-- GIVEN EXERCISE --
Go through the listing and pick out each line with the word "that" in it.

-- LISTED ENTRIES --

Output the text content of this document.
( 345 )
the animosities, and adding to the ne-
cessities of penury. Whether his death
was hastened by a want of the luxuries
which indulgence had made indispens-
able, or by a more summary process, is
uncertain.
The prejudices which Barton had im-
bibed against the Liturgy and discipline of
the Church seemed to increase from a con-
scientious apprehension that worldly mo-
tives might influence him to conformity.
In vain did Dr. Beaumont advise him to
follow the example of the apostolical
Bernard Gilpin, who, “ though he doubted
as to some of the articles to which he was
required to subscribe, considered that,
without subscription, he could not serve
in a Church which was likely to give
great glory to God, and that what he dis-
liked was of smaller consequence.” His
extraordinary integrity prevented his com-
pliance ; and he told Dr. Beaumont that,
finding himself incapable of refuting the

-- ANSWER FOR THE TASK --
scientious apprehension that worldly mo-
required to subscribe, considered that,
great glory to God, and that what he dis-
pliance ; and he told Dr. Beaumont that,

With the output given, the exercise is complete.